> _Written request_
Transcribe all of the records word for word, but omit the pictures.

Figure contents as structured data:
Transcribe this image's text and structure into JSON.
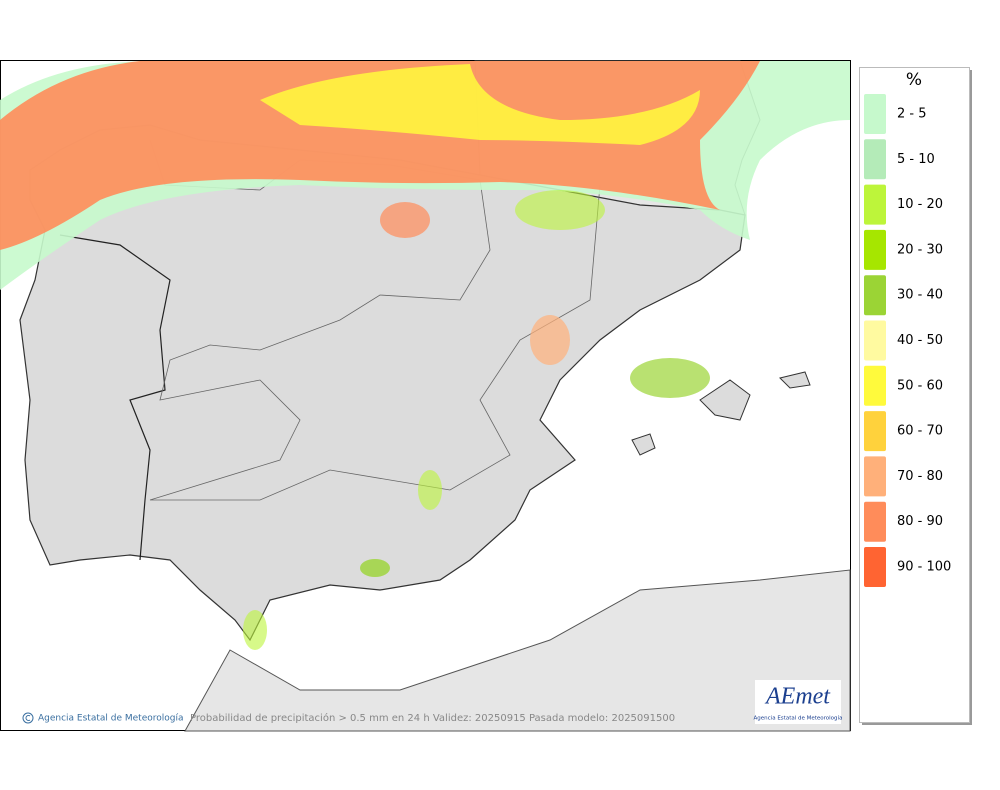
{
  "legend": {
    "title": "%",
    "items": [
      {
        "label": "2 - 5",
        "color": "#c6f9cc"
      },
      {
        "label": "5 - 10",
        "color": "#b4ebb8"
      },
      {
        "label": "10 - 20",
        "color": "#bdf53a"
      },
      {
        "label": "20 - 30",
        "color": "#a6e600"
      },
      {
        "label": "30 - 40",
        "color": "#9bd435"
      },
      {
        "label": "40 - 50",
        "color": "#fffaa0"
      },
      {
        "label": "50 - 60",
        "color": "#fffa3c"
      },
      {
        "label": "60 - 70",
        "color": "#ffd23c"
      },
      {
        "label": "70 - 80",
        "color": "#ffb07a"
      },
      {
        "label": "80 - 90",
        "color": "#ff8c5a"
      },
      {
        "label": "90 - 100",
        "color": "#ff6432"
      }
    ]
  },
  "footer": {
    "credit": "Agencia Estatal de Meteorología",
    "caption": "Probabilidad de precipitación > 0.5 mm en 24 h Validez: 20250915 Pasada modelo: 2025091500"
  },
  "logo": {
    "name": "AEmet",
    "subtitle": "Agencia Estatal de Meteorología"
  }
}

> _Solution_
Transcribe this image's text and structure into JSON.
{
  "legend": {
    "title": "%",
    "items": [
      {
        "label": "2 - 5",
        "color": "#c6f9cc"
      },
      {
        "label": "5 - 10",
        "color": "#b4ebb8"
      },
      {
        "label": "10 - 20",
        "color": "#bdf53a"
      },
      {
        "label": "20 - 30",
        "color": "#a6e600"
      },
      {
        "label": "30 - 40",
        "color": "#9bd435"
      },
      {
        "label": "40 - 50",
        "color": "#fffaa0"
      },
      {
        "label": "50 - 60",
        "color": "#fffa3c"
      },
      {
        "label": "60 - 70",
        "color": "#ffd23c"
      },
      {
        "label": "70 - 80",
        "color": "#ffb07a"
      },
      {
        "label": "80 - 90",
        "color": "#ff8c5a"
      },
      {
        "label": "90 - 100",
        "color": "#ff6432"
      }
    ]
  },
  "footer": {
    "credit": "Agencia Estatal de Meteorología",
    "caption": "Probabilidad de precipitación > 0.5 mm en 24 h Validez: 20250915 Pasada modelo: 2025091500"
  },
  "logo": {
    "name": "AEmet",
    "subtitle": "Agencia Estatal de Meteorología"
  }
}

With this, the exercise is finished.